Leave out any picture and return the remaining listing below exactly as given.

Data entries
--- Begin ---
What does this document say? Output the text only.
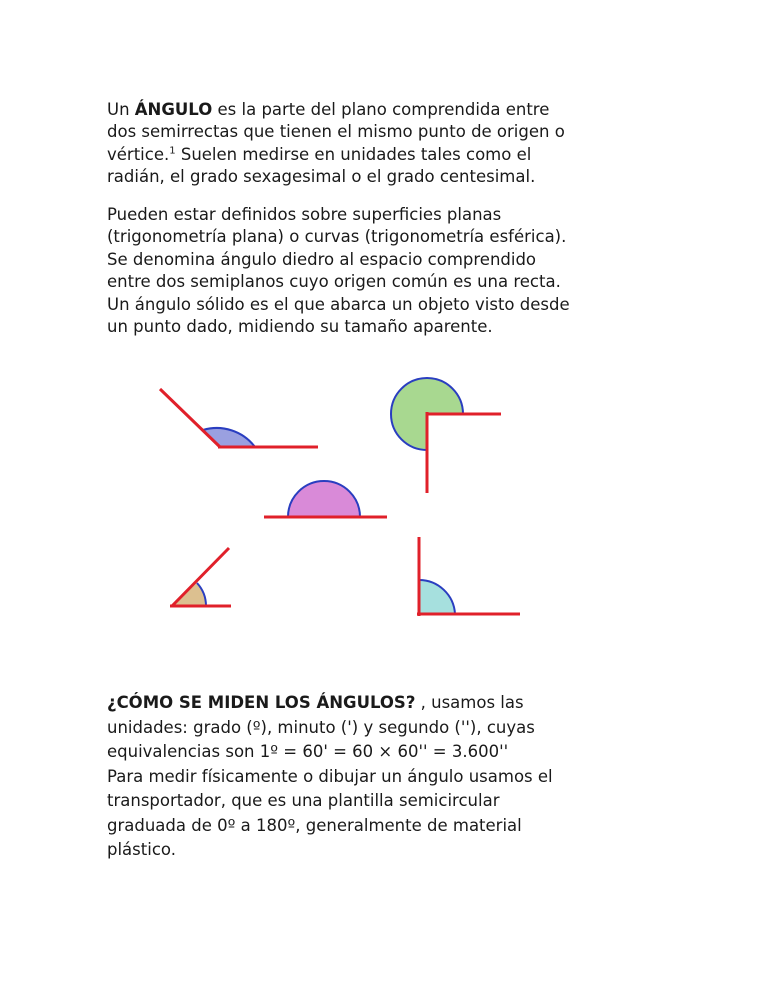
Un ÁNGULO es la parte del plano comprendida entre
dos semirrectas que tienen el mismo punto de origen o
vértice.$^1$ Suelen medirse en unidades tales como el
radián, el grado sexagesimal o el grado centesimal.
Pueden estar definidos sobre superficies planas
(trigonometría plana) o curvas (trigonometría esférica).
Se denomina ángulo diedro al espacio comprendido
entre dos semiplanos cuyo origen común es una recta.
Un ángulo sólido es el que abarca un objeto visto desde
un punto dado, midiendo su tamaño aparente.
¿CÓMO SE MIDEN LOS ÁNGULOS? , usamos las
unidades: grado (º), minuto (') y segundo (''), cuyas
equivalencias son 1º = 60' = 60 × 60'' = 3.600''
Para medir físicamente o dibujar un ángulo usamos el
transportador, que es una plantilla semicircular
graduada de 0º a 180º, generalmente de material
plástico.
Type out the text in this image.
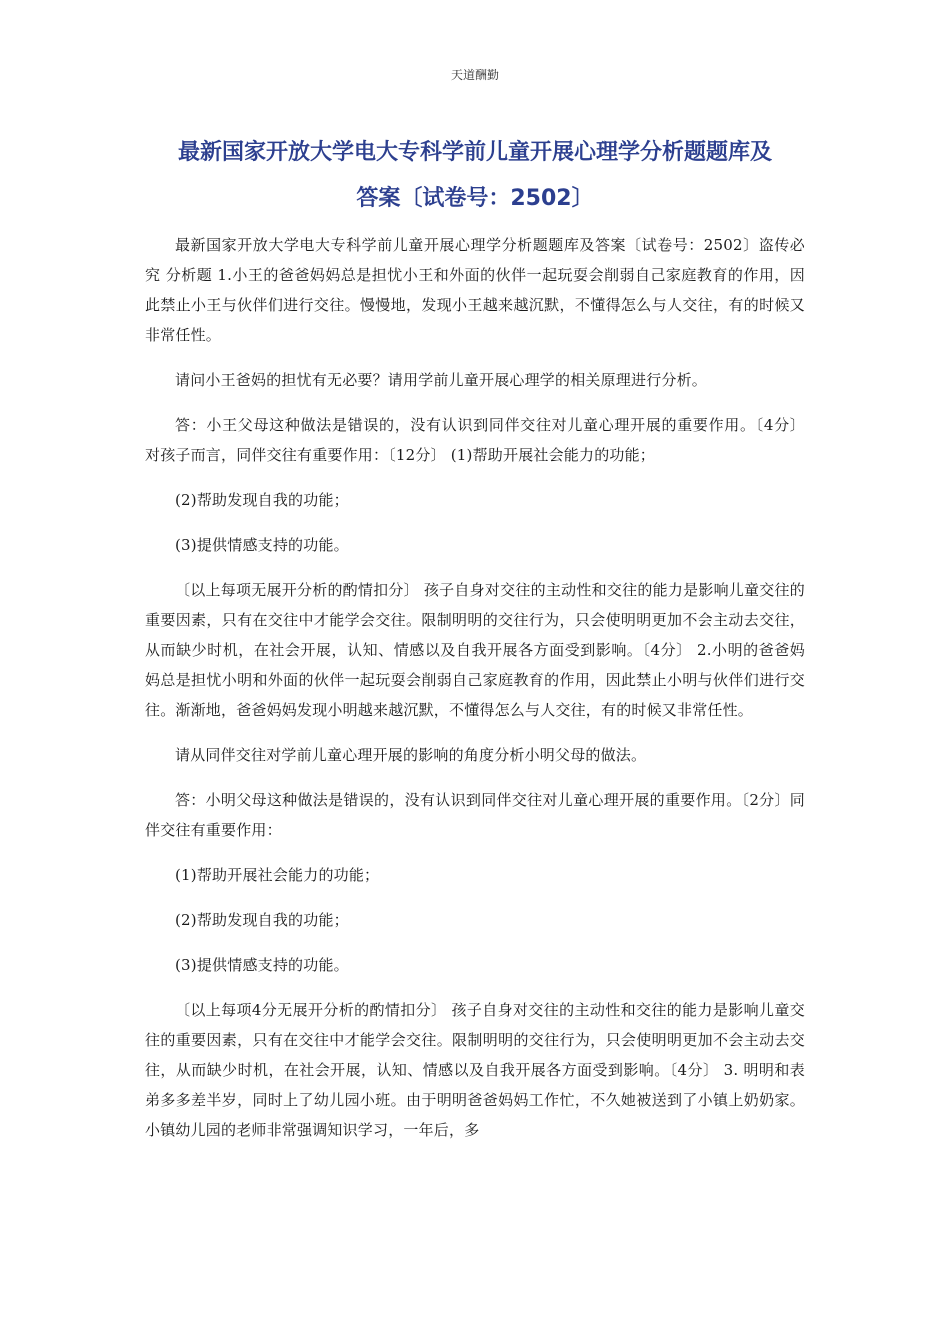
天道酬勤
最新国家开放大学电大专科学前儿童开展心理学分析题题库及
答案〔试卷号：2502〕

最新国家开放大学电大专科学前儿童开展心理学分析题题库及答案〔试卷号：2502〕盗传必究 分析题 1.小王的爸爸妈妈总是担忧小王和外面的伙伴一起玩耍会削弱自己家庭教育的作用，因此禁止小王与伙伴们进行交往。慢慢地，发现小王越来越沉默，不懂得怎么与人交往，有的时候又非常任性。

请问小王爸妈的担忧有无必要？请用学前儿童开展心理学的相关原理进行分析。

答：小王父母这种做法是错误的，没有认识到同伴交往对儿童心理开展的重要作用。〔4分〕 对孩子而言，同伴交往有重要作用：〔12分〕 (1)帮助开展社会能力的功能；

(2)帮助发现自我的功能；

(3)提供情感支持的功能。

〔以上每项无展开分析的酌情扣分〕 孩子自身对交往的主动性和交往的能力是影响儿童交往的重要因素，只有在交往中才能学会交往。限制明明的交往行为，只会使明明更加不会主动去交往，从而缺少时机，在社会开展，认知、情感以及自我开展各方面受到影响。〔4分〕 2.小明的爸爸妈妈总是担忧小明和外面的伙伴一起玩耍会削弱自己家庭教育的作用，因此禁止小明与伙伴们进行交往。渐渐地，爸爸妈妈发现小明越来越沉默，不懂得怎么与人交往，有的时候又非常任性。

请从同伴交往对学前儿童心理开展的影响的角度分析小明父母的做法。

答：小明父母这种做法是错误的，没有认识到同伴交往对儿童心理开展的重要作用。〔2分〕同伴交往有重要作用：

(1)帮助开展社会能力的功能；

(2)帮助发现自我的功能；

(3)提供情感支持的功能。

〔以上每项4分无展开分析的酌情扣分〕 孩子自身对交往的主动性和交往的能力是影响儿童交往的重要因素，只有在交往中才能学会交往。限制明明的交往行为，只会使明明更加不会主动去交往，从而缺少时机，在社会开展，认知、情感以及自我开展各方面受到影响。〔4分〕 3. 明明和表弟多多差半岁，同时上了幼儿园小班。由于明明爸爸妈妈工作忙，不久她被送到了小镇上奶奶家。小镇幼儿园的老师非常强调知识学习，一年后，多
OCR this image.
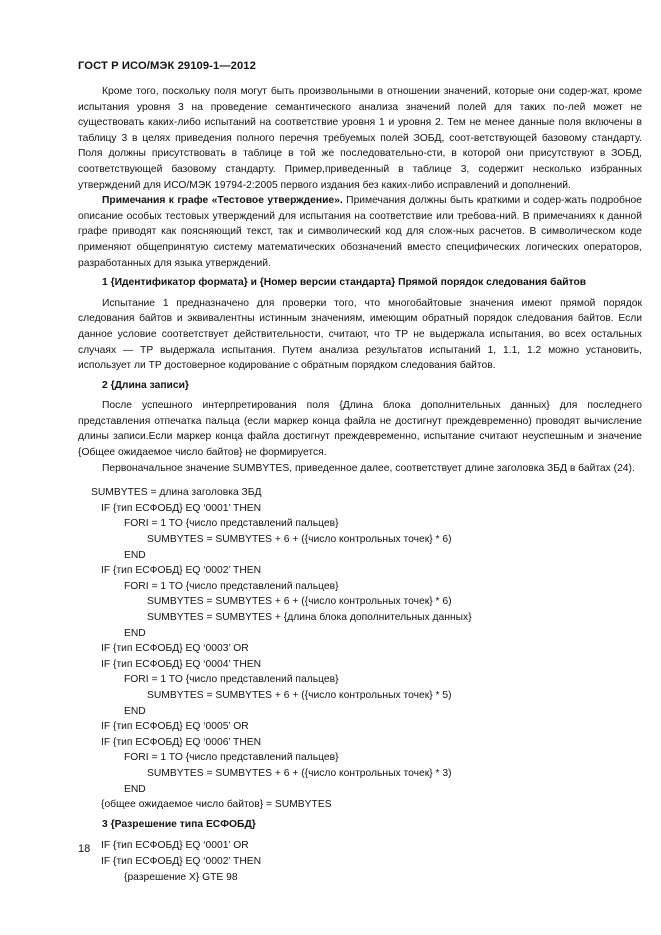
ГОСТ Р ИСО/МЭК 29109-1—2012

Кроме того, поскольку поля могут быть произвольными в отношении значений, которые они содер-жат, кроме испытания уровня 3 на проведение семантического анализа значений полей для таких по-лей может не существовать каких-либо испытаний на соответствие уровня 1 и уровня 2. Тем не менее данные поля включены в таблицу 3 в целях приведения полного перечня требуемых полей ЗОБД, соот-ветствующей базовому стандарту. Поля должны присутствовать в таблице в той же последовательно-сти, в которой они присутствуют в ЗОБД, соответствующей базовому стандарту. Пример,приведенный в таблице 3, содержит несколько избранных утверждений для ИСО/МЭК 19794-2:2005 первого издания без каких-либо исправлений и дополнений.

Примечания к графе «Тестовое утверждение». Примечания должны быть краткими и содер-жать подробное описание особых тестовых утверждений для испытания на соответствие или требова-ний. В примечаниях к данной графе приводят как поясняющий текст, так и символический код для слож-ных расчетов. В символическом коде применяют общепринятую систему математических обозначений вместо специфических логических операторов, разработанных для языка утверждений.

1 {Идентификатор формата} и {Номер версии стандарта} Прямой порядок следования байтов

Испытание 1 предназначено для проверки того, что многобайтовые значения имеют прямой порядок следования байтов и эквивалентны истинным значениям, имеющим обратный порядок следования байтов. Если данное условие соответствует действительности, считают, что ТР не выдержала испытания, во всех остальных случаях — ТР выдержала испытания. Путем анализа результатов испытаний 1, 1.1, 1.2 можно установить, использует ли ТР достоверное кодирование с обратным порядком следования байтов.

2 {Длина записи}

После успешного интерпретирования поля {Длина блока дополнительных данных} для последнего представления отпечатка пальца (если маркер конца файла не достигнут преждевременно) проводят вычисление длины записи.Если маркер конца файла достигнут преждевременно, испытание считают неуспешным и значение {Общее ожидаемое число байтов} не формируется.

Первоначальное значение SUMBYTES, приведенное далее, соответствует длине заголовка ЗБД в байтах (24).

SUMBYTES = длина заголовка ЗБД
IF {тип ЕСФОБД} EQ ‘0001’ THEN
FORI = 1 TO {число представлений пальцев}
SUMBYTES = SUMBYTES + 6 + ({число контрольных точек} * 6)
END
IF {тип ЕСФОБД} EQ ‘0002’ THEN
FORI = 1 TO {число представлений пальцев}
SUMBYTES = SUMBYTES + 6 + ({число контрольных точек} * 6)
SUMBYTES = SUMBYTES + {длина блока дополнительных данных}
END
IF {тип ЕСФОБД} EQ ‘0003’ OR
IF {тип ЕСФОБД} EQ ‘0004’ THEN
FORI = 1 TO {число представлений пальцев}
SUMBYTES = SUMBYTES + 6 + ({число контрольных точек} * 5)
END
IF {тип ЕСФОБД} EQ ‘0005’ OR
IF {тип ЕСФОБД} EQ ‘0006’ THEN
FORI = 1 TO {число представлений пальцев}
SUMBYTES = SUMBYTES + 6 + ({число контрольных точек} * 3)
END
{общее ожидаемое число байтов} = SUMBYTES
3 {Разрешение типа ЕСФОБД}
IF {тип ЕСФОБД} EQ ‘0001’ OR
IF {тип ЕСФОБД} EQ ‘0002’ THEN
{разрешение X} GTE 98
18
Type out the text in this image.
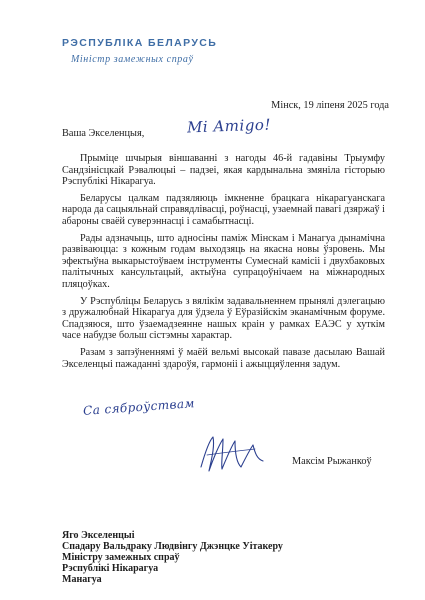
РЭСПУБЛІКА БЕЛАРУСЬ
Міністр замежных спраў
Мінск, 19 ліпеня 2025 года
Ваша Экселенцыя,	Mi Amigo!

Прыміце шчырыя віншаванні з нагоды 46-й гадавіны Трыумфу Сандзінісцкай Рэвалюцыі – падзеі, якая кардынальна змяніла гісторыю Рэспублікі Нікарагуа.

Беларусы цалкам падзяляюць імкненне брацкага нікарагуанскага народа да сацыяльнай справядлівасці, роўнасці, узаемнай павагі дзяржаў і абароны сваёй суверэннасці і самабытнасці.

Рады адзначыць, што адносіны паміж Мінскам і Манагуа дынамічна развіваюцца: з кожным годам выходзяць на якасна новы ўзровень. Мы эфектыўна выкарыстоўваем інструменты Сумеснай камісіі і двухбаковых палітычных кансультацый, актыўна супрацоўнічаем на міжнародных пляцоўках.

У Рэспубліцы Беларусь з вялікім задавальненнем прынялі дэлегацыю з дружалюбнай Нікарагуа для ўдзела ў Еўразійскім эканамічным форуме. Спадзяюся, што ўзаемадзеянне нашых краін у рамках ЕАЭС у хуткім часе набудзе больш сістэмны характар.

Разам з запэўненнямі ў маёй вельмі высокай павазе дасылаю Вашай Экселенцыі пажаданні здароўя, гармоніі і ажыццяўлення задум.

Са сяброўствам
Максім Рыжанкоў
Яго Экселенцыі
Спадару Вальдраку Людвінгу Джэнцке Уітакеру
Міністру замежных спраў
Рэспублікі Нікарагуа
Манагуа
--- End ---
**PROBLEM SOLUTION**
What does this document say? Output the text only.
Un ÁNGULO es la parte del plano comprendida entre
dos semirrectas que tienen el mismo punto de origen o
vértice.$^1$ Suelen medirse en unidades tales como el
radián, el grado sexagesimal o el grado centesimal.
Pueden estar definidos sobre superficies planas
(trigonometría plana) o curvas (trigonometría esférica).
Se denomina ángulo diedro al espacio comprendido
entre dos semiplanos cuyo origen común es una recta.
Un ángulo sólido es el que abarca un objeto visto desde
un punto dado, midiendo su tamaño aparente.
¿CÓMO SE MIDEN LOS ÁNGULOS? , usamos las
unidades: grado (º), minuto (') y segundo (''), cuyas
equivalencias son 1º = 60' = 60 × 60'' = 3.600''
Para medir físicamente o dibujar un ángulo usamos el
transportador, que es una plantilla semicircular
graduada de 0º a 180º, generalmente de material
plástico.
Type out the text in this image.
天道酬勤
最新国家开放大学电大专科学前儿童开展心理学分析题题库及
答案〔试卷号：2502〕

最新国家开放大学电大专科学前儿童开展心理学分析题题库及答案〔试卷号：2502〕盗传必究 分析题 1.小王的爸爸妈妈总是担忧小王和外面的伙伴一起玩耍会削弱自己家庭教育的作用，因此禁止小王与伙伴们进行交往。慢慢地，发现小王越来越沉默，不懂得怎么与人交往，有的时候又非常任性。

请问小王爸妈的担忧有无必要？请用学前儿童开展心理学的相关原理进行分析。

答：小王父母这种做法是错误的，没有认识到同伴交往对儿童心理开展的重要作用。〔4分〕 对孩子而言，同伴交往有重要作用：〔12分〕 (1)帮助开展社会能力的功能；

(2)帮助发现自我的功能；

(3)提供情感支持的功能。

〔以上每项无展开分析的酌情扣分〕 孩子自身对交往的主动性和交往的能力是影响儿童交往的重要因素，只有在交往中才能学会交往。限制明明的交往行为，只会使明明更加不会主动去交往，从而缺少时机，在社会开展，认知、情感以及自我开展各方面受到影响。〔4分〕 2.小明的爸爸妈妈总是担忧小明和外面的伙伴一起玩耍会削弱自己家庭教育的作用，因此禁止小明与伙伴们进行交往。渐渐地，爸爸妈妈发现小明越来越沉默，不懂得怎么与人交往，有的时候又非常任性。

请从同伴交往对学前儿童心理开展的影响的角度分析小明父母的做法。

答：小明父母这种做法是错误的，没有认识到同伴交往对儿童心理开展的重要作用。〔2分〕同伴交往有重要作用：

(1)帮助开展社会能力的功能；

(2)帮助发现自我的功能；

(3)提供情感支持的功能。

〔以上每项4分无展开分析的酌情扣分〕 孩子自身对交往的主动性和交往的能力是影响儿童交往的重要因素，只有在交往中才能学会交往。限制明明的交往行为，只会使明明更加不会主动去交往，从而缺少时机，在社会开展，认知、情感以及自我开展各方面受到影响。〔4分〕 3. 明明和表弟多多差半岁，同时上了幼儿园小班。由于明明爸爸妈妈工作忙，不久她被送到了小镇上奶奶家。小镇幼儿园的老师非常强调知识学习，一年后，多
OCR this image.
ГОСТ Р ИСО/МЭК 29109-1—2012

Кроме того, поскольку поля могут быть произвольными в отношении значений, которые они содер-жат, кроме испытания уровня 3 на проведение семантического анализа значений полей для таких по-лей может не существовать каких-либо испытаний на соответствие уровня 1 и уровня 2. Тем не менее данные поля включены в таблицу 3 в целях приведения полного перечня требуемых полей ЗОБД, соот-ветствующей базовому стандарту. Поля должны присутствовать в таблице в той же последовательно-сти, в которой они присутствуют в ЗОБД, соответствующей базовому стандарту. Пример,приведенный в таблице 3, содержит несколько избранных утверждений для ИСО/МЭК 19794-2:2005 первого издания без каких-либо исправлений и дополнений.

Примечания к графе «Тестовое утверждение». Примечания должны быть краткими и содер-жать подробное описание особых тестовых утверждений для испытания на соответствие или требова-ний. В примечаниях к данной графе приводят как поясняющий текст, так и символический код для слож-ных расчетов. В символическом коде применяют общепринятую систему математических обозначений вместо специфических логических операторов, разработанных для языка утверждений.

1 {Идентификатор формата} и {Номер версии стандарта} Прямой порядок следования байтов

Испытание 1 предназначено для проверки того, что многобайтовые значения имеют прямой порядок следования байтов и эквивалентны истинным значениям, имеющим обратный порядок следования байтов. Если данное условие соответствует действительности, считают, что ТР не выдержала испытания, во всех остальных случаях — ТР выдержала испытания. Путем анализа результатов испытаний 1, 1.1, 1.2 можно установить, использует ли ТР достоверное кодирование с обратным порядком следования байтов.

2 {Длина записи}

После успешного интерпретирования поля {Длина блока дополнительных данных} для последнего представления отпечатка пальца (если маркер конца файла не достигнут преждевременно) проводят вычисление длины записи.Если маркер конца файла достигнут преждевременно, испытание считают неуспешным и значение {Общее ожидаемое число байтов} не формируется.

Первоначальное значение SUMBYTES, приведенное далее, соответствует длине заголовка ЗБД в байтах (24).

SUMBYTES = длина заголовка ЗБД
IF {тип ЕСФОБД} EQ ‘0001’ THEN
FORI = 1 TO {число представлений пальцев}
SUMBYTES = SUMBYTES + 6 + ({число контрольных точек} * 6)
END
IF {тип ЕСФОБД} EQ ‘0002’ THEN
FORI = 1 TO {число представлений пальцев}
SUMBYTES = SUMBYTES + 6 + ({число контрольных точек} * 6)
SUMBYTES = SUMBYTES + {длина блока дополнительных данных}
END
IF {тип ЕСФОБД} EQ ‘0003’ OR
IF {тип ЕСФОБД} EQ ‘0004’ THEN
FORI = 1 TO {число представлений пальцев}
SUMBYTES = SUMBYTES + 6 + ({число контрольных точек} * 5)
END
IF {тип ЕСФОБД} EQ ‘0005’ OR
IF {тип ЕСФОБД} EQ ‘0006’ THEN
FORI = 1 TO {число представлений пальцев}
SUMBYTES = SUMBYTES + 6 + ({число контрольных точек} * 3)
END
{общее ожидаемое число байтов} = SUMBYTES
3 {Разрешение типа ЕСФОБД}
IF {тип ЕСФОБД} EQ ‘0001’ OR
IF {тип ЕСФОБД} EQ ‘0002’ THEN
{разрешение X} GTE 98
18
Type out the text in this image.
РЭСПУБЛІКА БЕЛАРУСЬ
Міністр замежных спраў
Мінск, 19 ліпеня 2025 года
Ваша Экселенцыя,	Mi Amigo!

Прыміце шчырыя віншаванні з нагоды 46-й гадавіны Трыумфу Сандзінісцкай Рэвалюцыі – падзеі, якая кардынальна змяніла гісторыю Рэспублікі Нікарагуа.

Беларусы цалкам падзяляюць імкненне брацкага нікарагуанскага народа да сацыяльнай справядлівасці, роўнасці, узаемнай павагі дзяржаў і абароны сваёй суверэннасці і самабытнасці.

Рады адзначыць, што адносіны паміж Мінскам і Манагуа дынамічна развіваюцца: з кожным годам выходзяць на якасна новы ўзровень. Мы эфектыўна выкарыстоўваем інструменты Сумеснай камісіі і двухбаковых палітычных кансультацый, актыўна супрацоўнічаем на міжнародных пляцоўках.

У Рэспубліцы Беларусь з вялікім задавальненнем прынялі дэлегацыю з дружалюбнай Нікарагуа для ўдзела ў Еўразійскім эканамічным форуме. Спадзяюся, што ўзаемадзеянне нашых краін у рамках ЕАЭС у хуткім часе набудзе больш сістэмны характар.

Разам з запэўненнямі ў маёй вельмі высокай павазе дасылаю Вашай Экселенцыі пажаданні здароўя, гармоніі і ажыццяўлення задум.

Са сяброўствам
Максім Рыжанкоў
Яго Экселенцыі
Спадару Вальдраку Людвінгу Джэнцке Уітакеру
Міністру замежных спраў
Рэспублікі Нікарагуа
Манагуа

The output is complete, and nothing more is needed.